→ **TASK INSTRUCTIONS**:
Retype every entry in its entirety, without alteration.
◆ ◆ ◆
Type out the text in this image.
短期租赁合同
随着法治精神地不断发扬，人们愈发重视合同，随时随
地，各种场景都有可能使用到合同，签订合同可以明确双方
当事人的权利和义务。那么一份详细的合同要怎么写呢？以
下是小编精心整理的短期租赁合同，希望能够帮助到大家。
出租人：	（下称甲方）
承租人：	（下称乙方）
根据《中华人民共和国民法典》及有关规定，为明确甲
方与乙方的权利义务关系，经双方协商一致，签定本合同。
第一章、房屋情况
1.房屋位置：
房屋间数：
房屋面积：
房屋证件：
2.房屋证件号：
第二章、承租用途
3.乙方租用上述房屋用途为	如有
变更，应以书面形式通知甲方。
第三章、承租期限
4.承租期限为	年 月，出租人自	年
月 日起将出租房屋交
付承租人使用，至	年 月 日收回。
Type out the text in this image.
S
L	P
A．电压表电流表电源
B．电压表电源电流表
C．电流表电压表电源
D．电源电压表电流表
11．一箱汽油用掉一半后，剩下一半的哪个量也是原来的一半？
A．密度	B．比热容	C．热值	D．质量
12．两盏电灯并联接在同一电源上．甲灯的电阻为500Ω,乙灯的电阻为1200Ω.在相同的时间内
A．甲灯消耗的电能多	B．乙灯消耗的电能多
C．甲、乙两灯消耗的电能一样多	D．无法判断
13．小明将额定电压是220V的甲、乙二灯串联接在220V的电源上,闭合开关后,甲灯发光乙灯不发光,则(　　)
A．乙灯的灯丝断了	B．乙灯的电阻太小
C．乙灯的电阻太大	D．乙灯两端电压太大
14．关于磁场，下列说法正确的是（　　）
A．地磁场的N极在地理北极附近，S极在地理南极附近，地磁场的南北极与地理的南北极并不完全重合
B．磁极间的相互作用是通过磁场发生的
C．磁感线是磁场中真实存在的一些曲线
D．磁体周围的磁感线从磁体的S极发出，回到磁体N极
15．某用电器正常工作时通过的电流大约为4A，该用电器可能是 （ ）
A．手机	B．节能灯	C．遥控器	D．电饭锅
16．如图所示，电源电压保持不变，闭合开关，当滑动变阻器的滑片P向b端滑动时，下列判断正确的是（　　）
◆ ◆ ◆
→ **PROBLEM SOLUTION**:
Type out the text in this image.
短期租赁合同
随着法治精神地不断发扬，人们愈发重视合同，随时随
地，各种场景都有可能使用到合同，签订合同可以明确双方
当事人的权利和义务。那么一份详细的合同要怎么写呢？以
下是小编精心整理的短期租赁合同，希望能够帮助到大家。
出租人：	（下称甲方）
承租人：	（下称乙方）
根据《中华人民共和国民法典》及有关规定，为明确甲
方与乙方的权利义务关系，经双方协商一致，签定本合同。
第一章、房屋情况
1.房屋位置：
房屋间数：
房屋面积：
房屋证件：
2.房屋证件号：
第二章、承租用途
3.乙方租用上述房屋用途为	如有
变更，应以书面形式通知甲方。
第三章、承租期限
4.承租期限为	年 月，出租人自	年
月 日起将出租房屋交
付承租人使用，至	年 月 日收回。
Type out the text in this image.
S
L	P
A．电压表电流表电源
B．电压表电源电流表
C．电流表电压表电源
D．电源电压表电流表
11．一箱汽油用掉一半后，剩下一半的哪个量也是原来的一半？
A．密度	B．比热容	C．热值	D．质量
12．两盏电灯并联接在同一电源上．甲灯的电阻为500Ω,乙灯的电阻为1200Ω.在相同的时间内
A．甲灯消耗的电能多	B．乙灯消耗的电能多
C．甲、乙两灯消耗的电能一样多	D．无法判断
13．小明将额定电压是220V的甲、乙二灯串联接在220V的电源上,闭合开关后,甲灯发光乙灯不发光,则(　　)
A．乙灯的灯丝断了	B．乙灯的电阻太小
C．乙灯的电阻太大	D．乙灯两端电压太大
14．关于磁场，下列说法正确的是（　　）
A．地磁场的N极在地理北极附近，S极在地理南极附近，地磁场的南北极与地理的南北极并不完全重合
B．磁极间的相互作用是通过磁场发生的
C．磁感线是磁场中真实存在的一些曲线
D．磁体周围的磁感线从磁体的S极发出，回到磁体N极
15．某用电器正常工作时通过的电流大约为4A，该用电器可能是 （ ）
A．手机	B．节能灯	C．遥控器	D．电饭锅
16．如图所示，电源电压保持不变，闭合开关，当滑动变阻器的滑片P向b端滑动时，下列判断正确的是（　　）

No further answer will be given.